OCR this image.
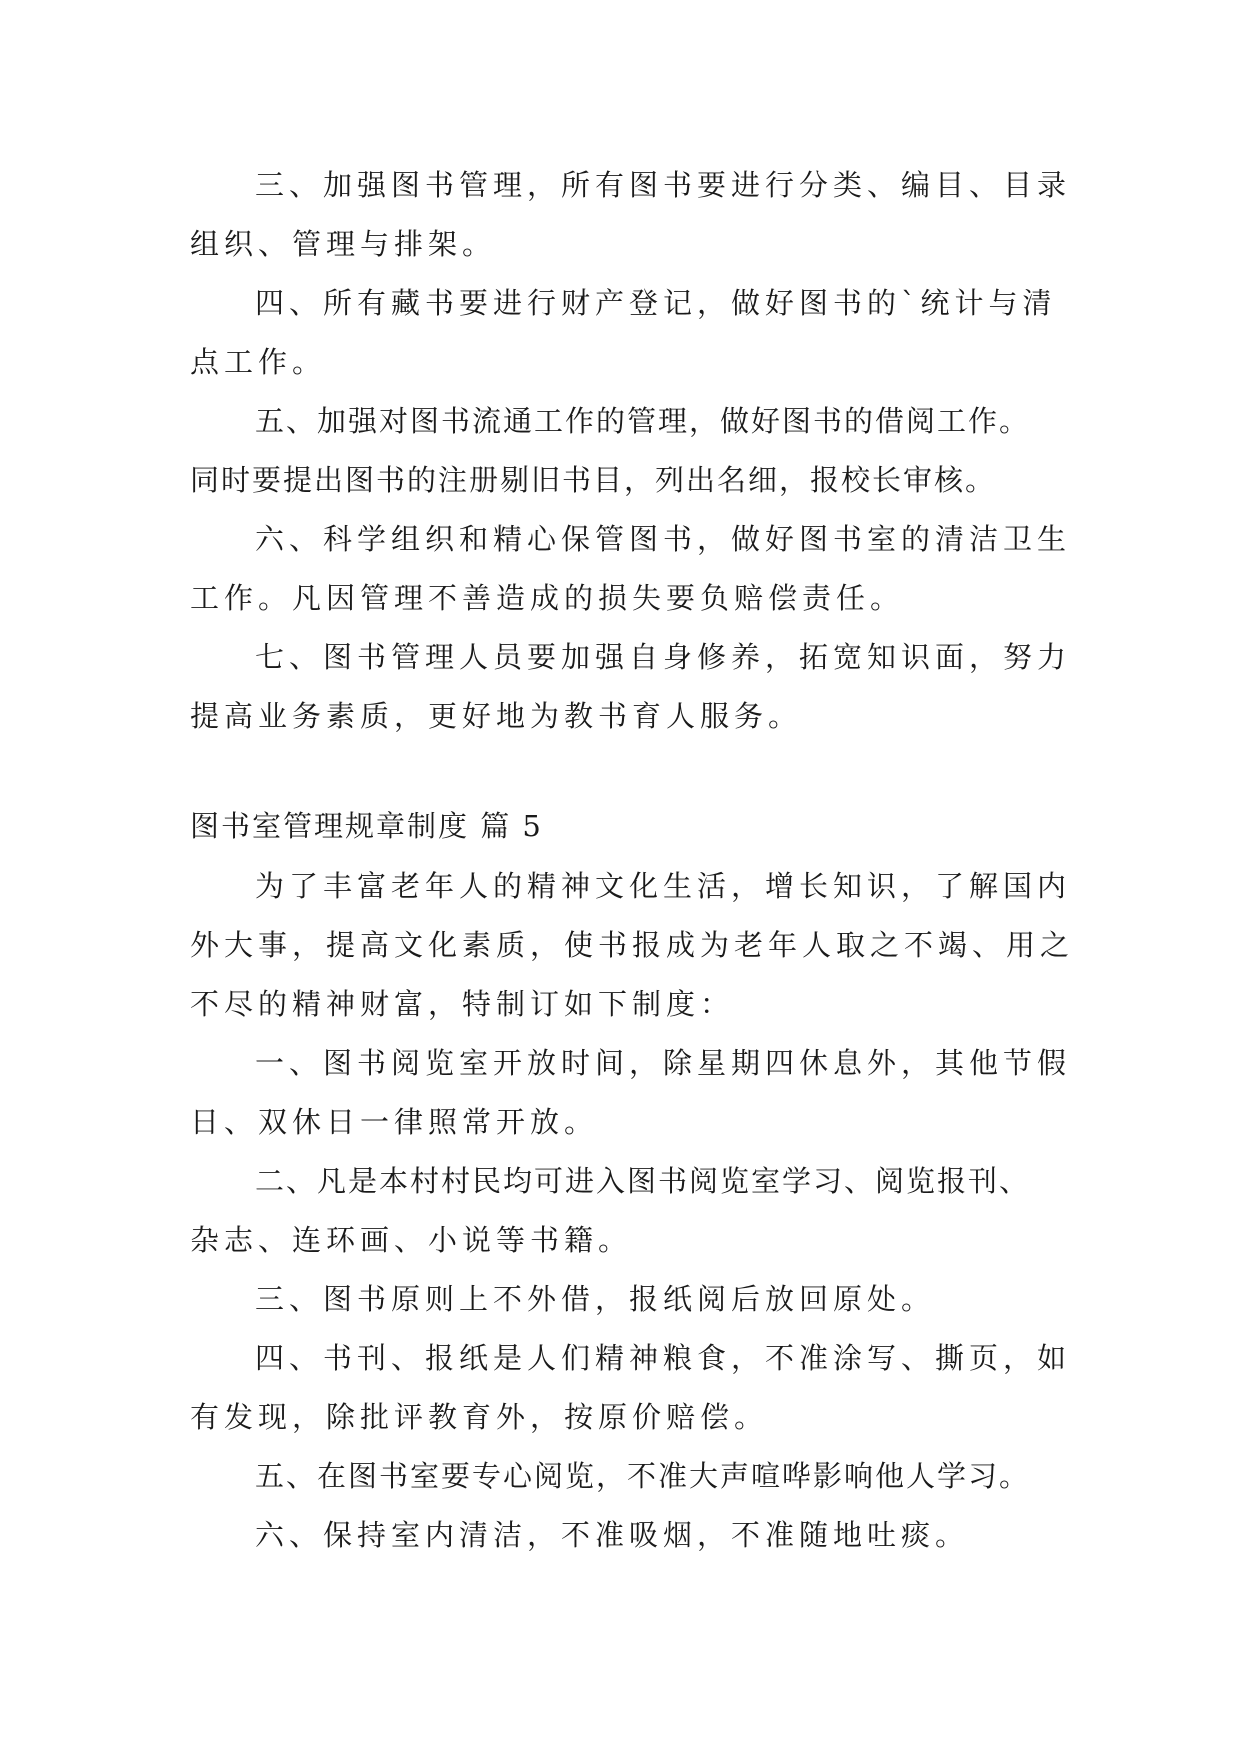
三、加强图书管理，所有图书要进行分类、编目、目录
组织、管理与排架。
四、所有藏书要进行财产登记，做好图书的`统计与清
点工作。
五、加强对图书流通工作的管理，做好图书的借阅工作。
同时要提出图书的注册剔旧书目，列出名细，报校长审核。
六、科学组织和精心保管图书，做好图书室的清洁卫生
工作。凡因管理不善造成的损失要负赔偿责任。
七、图书管理人员要加强自身修养，拓宽知识面，努力
提高业务素质，更好地为教书育人服务。
图书室管理规章制度 篇 5
为了丰富老年人的精神文化生活，增长知识，了解国内
外大事，提高文化素质，使书报成为老年人取之不竭、用之
不尽的精神财富，特制订如下制度：
一、图书阅览室开放时间，除星期四休息外，其他节假
日、双休日一律照常开放。
二、凡是本村村民均可进入图书阅览室学习、阅览报刊、
杂志、连环画、小说等书籍。
三、图书原则上不外借，报纸阅后放回原处。
四、书刊、报纸是人们精神粮食，不准涂写、撕页，如
有发现，除批评教育外，按原价赔偿。
五、在图书室要专心阅览，不准大声喧哗影响他人学习。
六、保持室内清洁，不准吸烟，不准随地吐痰。
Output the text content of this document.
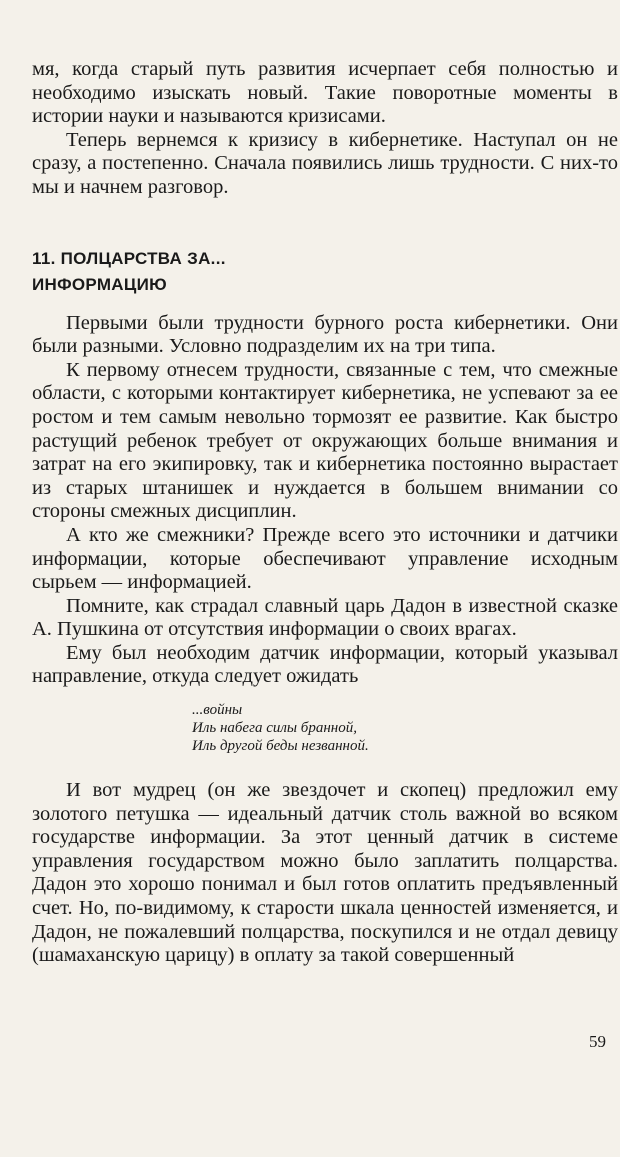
мя, когда старый путь развития исчерпает себя полностью и необходимо изыскать новый. Такие поворотные моменты в истории науки и называются кризисами.

Теперь вернемся к кризису в кибернетике. Наступал он не сразу, а постепенно. Сначала появились лишь трудности. С них-то мы и начнем разговор.

11. ПОЛЦАРСТВА ЗА...
ИНФОРМАЦИЮ

Первыми были трудности бурного роста кибернетики. Они были разными. Условно подразделим их на три типа.

К первому отнесем трудности, связанные с тем, что смежные области, с которыми контактирует кибернетика, не успевают за ее ростом и тем самым невольно тормозят ее развитие. Как быстро растущий ребенок требует от окружающих больше внимания и затрат на его экипировку, так и кибернетика постоянно вырастает из старых штанишек и нуждается в большем внимании со стороны смежных дисциплин.

А кто же смежники? Прежде всего это источники и датчики информации, которые обеспечивают управление исходным сырьем — информацией.

Помните, как страдал славный царь Дадон в известной сказке А. Пушкина от отсутствия информации о своих врагах.

Ему был необходим датчик информации, который указывал направление, откуда следует ожидать

...войны
Иль набега силы бранной,
Иль другой беды незванной.

И вот мудрец (он же звездочет и скопец) предложил ему золотого петушка — идеальный датчик столь важной во всяком государстве информации. За этот ценный датчик в системе управления государством можно было заплатить полцарства. Дадон это хорошо понимал и был готов оплатить предъявленный счет. Но, по-видимому, к старости шкала ценностей изменяется, и Дадон, не пожалевший полцарства, поскупился и не отдал девицу (шамаханскую царицу) в оплату за такой совершенный

59
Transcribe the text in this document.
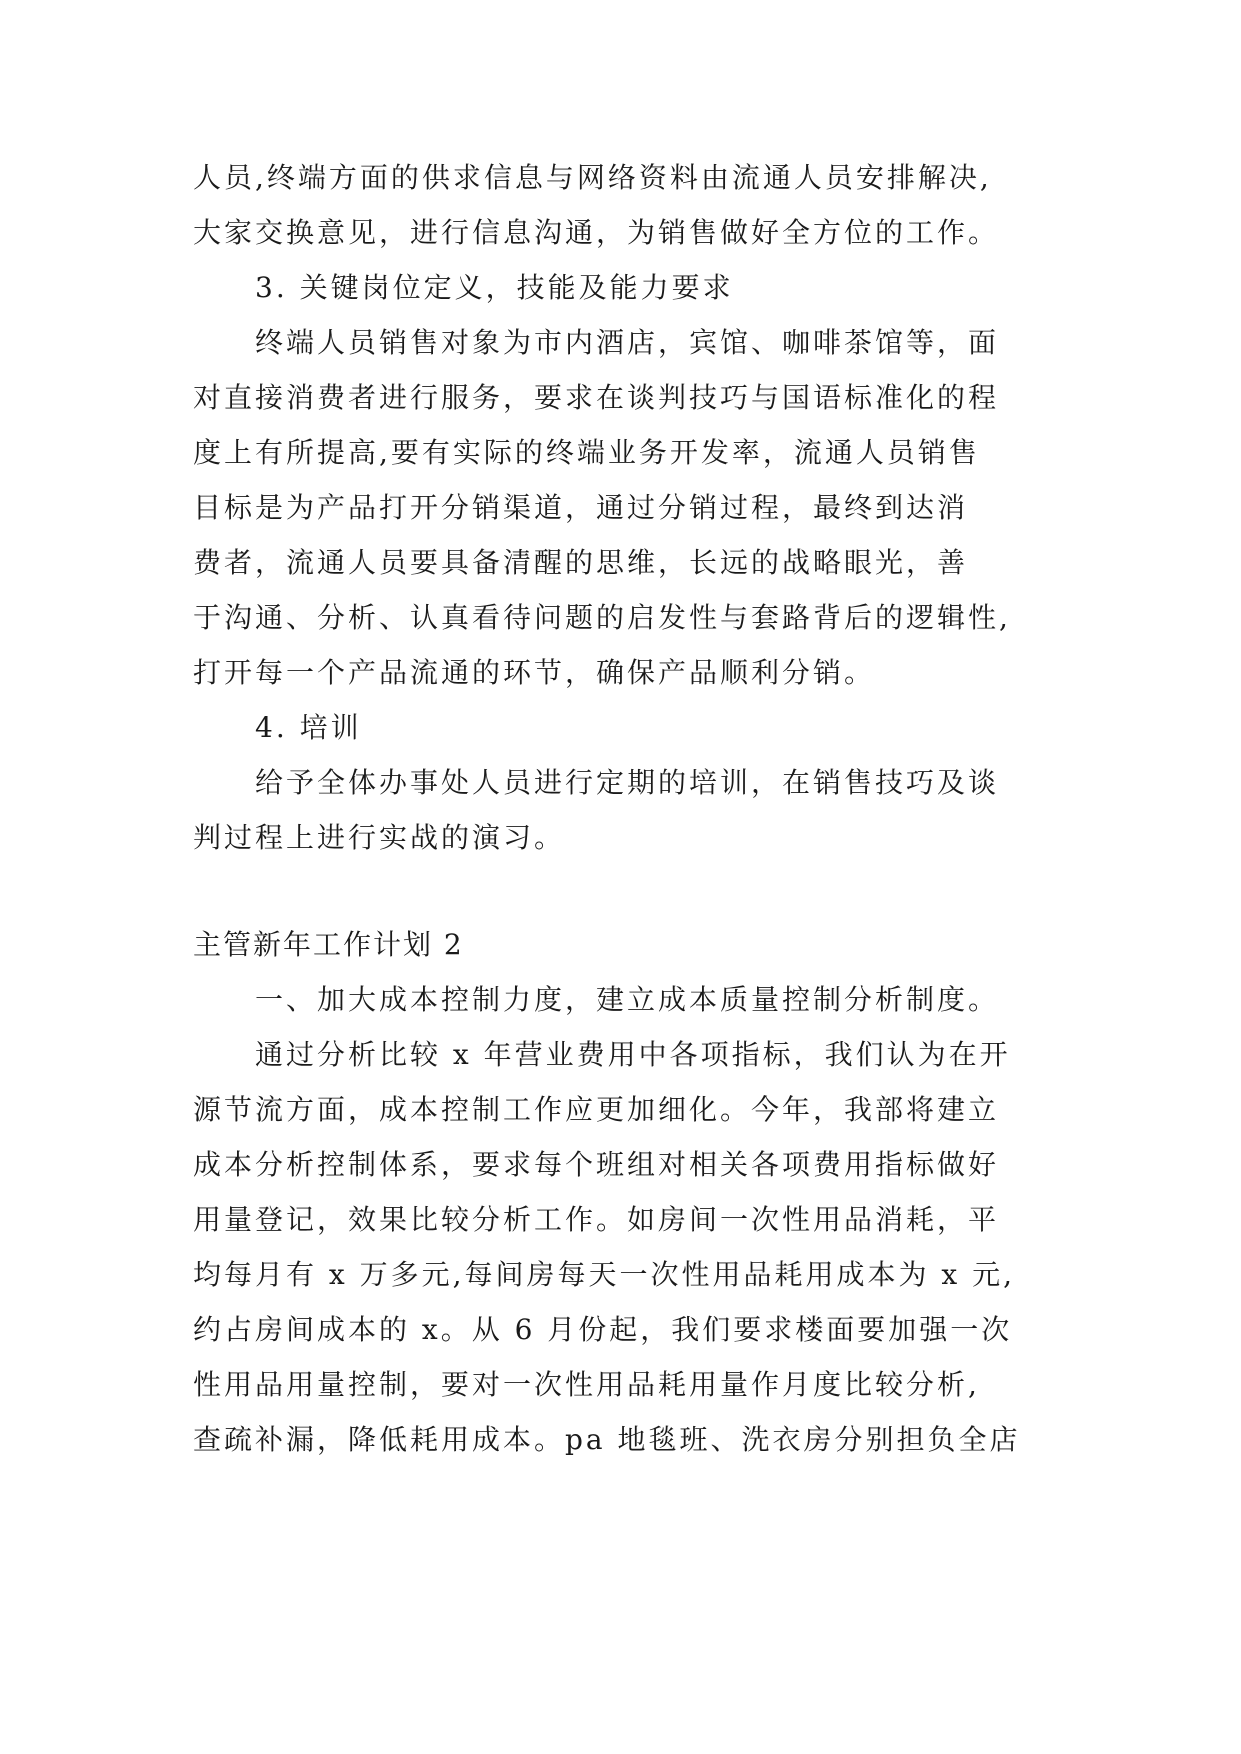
人员,终端方面的供求信息与网络资料由流通人员安排解决,
大家交换意见，进行信息沟通，为销售做好全方位的工作。
3. 关键岗位定义，技能及能力要求
终端人员销售对象为市内酒店，宾馆、咖啡茶馆等，面
对直接消费者进行服务，要求在谈判技巧与国语标准化的程
度上有所提高,要有实际的终端业务开发率，流通人员销售
目标是为产品打开分销渠道，通过分销过程，最终到达消
费者，流通人员要具备清醒的思维，长远的战略眼光，善
于沟通、分析、认真看待问题的启发性与套路背后的逻辑性,
打开每一个产品流通的环节，确保产品顺利分销。
4. 培训
给予全体办事处人员进行定期的培训，在销售技巧及谈
判过程上进行实战的演习。
主管新年工作计划 2
一、加大成本控制力度，建立成本质量控制分析制度。
通过分析比较 x 年营业费用中各项指标，我们认为在开
源节流方面，成本控制工作应更加细化。今年，我部将建立
成本分析控制体系，要求每个班组对相关各项费用指标做好
用量登记，效果比较分析工作。如房间一次性用品消耗，平
均每月有 x 万多元,每间房每天一次性用品耗用成本为 x 元,
约占房间成本的 x。从 6 月份起，我们要求楼面要加强一次
性用品用量控制，要对一次性用品耗用量作月度比较分析,
查疏补漏，降低耗用成本。pa 地毯班、洗衣房分别担负全店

● ● ● ●

> [Instructions for the task]
In the listing above, locate each line with "this" and copy it.

> [Response to the task]
OCR this image.
Output the text content of this document.
Transcribe the text in this document.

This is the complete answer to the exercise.